### EXERCISE PROMPT:
Quote the entries below word for word, from the line with "axis-z-label: Z — [71, 502, 78, 514]" up to and including the line with "colorbar — [604, 190, 612, 565]".

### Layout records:
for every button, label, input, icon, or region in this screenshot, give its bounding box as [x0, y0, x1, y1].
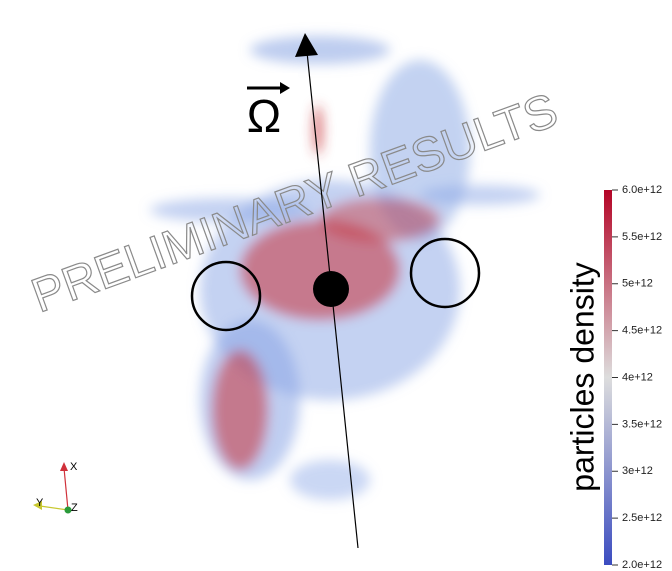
axis-z-label: Z — [71, 502, 78, 514]
orientation-axes: X Y Z — [33, 461, 78, 514]
axis-y-label: Y — [36, 497, 44, 509]
colorbar-tick-label: 4.5e+12 — [622, 325, 662, 337]
colorbar-tick-label: 5e+12 — [622, 278, 653, 290]
colorbar — [604, 190, 612, 565]
axis-x-label: X — [70, 461, 78, 473]
colorbar-tick-label: 4e+12 — [622, 371, 653, 383]
colorbar-tick-label: 2.0e+12 — [622, 559, 662, 571]
omega-symbol: Ω — [247, 90, 281, 142]
colorbar-tick-label: 3.5e+12 — [622, 418, 662, 430]
render-view: PRELIMINARY RESULTS Ω X Y Z particles de… — [0, 0, 672, 571]
colorbar-title: particles density — [564, 262, 600, 491]
colorbar-tick-label: 2.5e+12 — [622, 512, 662, 524]
central-body — [313, 271, 349, 307]
colorbar-tick-label: 6.0e+12 — [622, 184, 662, 196]
colorbar-tick-label: 5.5e+12 — [622, 231, 662, 243]
colorbar-tick-label: 3e+12 — [622, 465, 653, 477]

### TASK SOLUTION:
axis-z-label: Z — [71, 502, 78, 514]
orientation-axes: X Y Z — [33, 461, 78, 514]
axis-y-label: Y — [36, 497, 44, 509]
colorbar-tick-label: 4.5e+12 — [622, 325, 662, 337]
colorbar-tick-label: 5e+12 — [622, 278, 653, 290]
colorbar — [604, 190, 612, 565]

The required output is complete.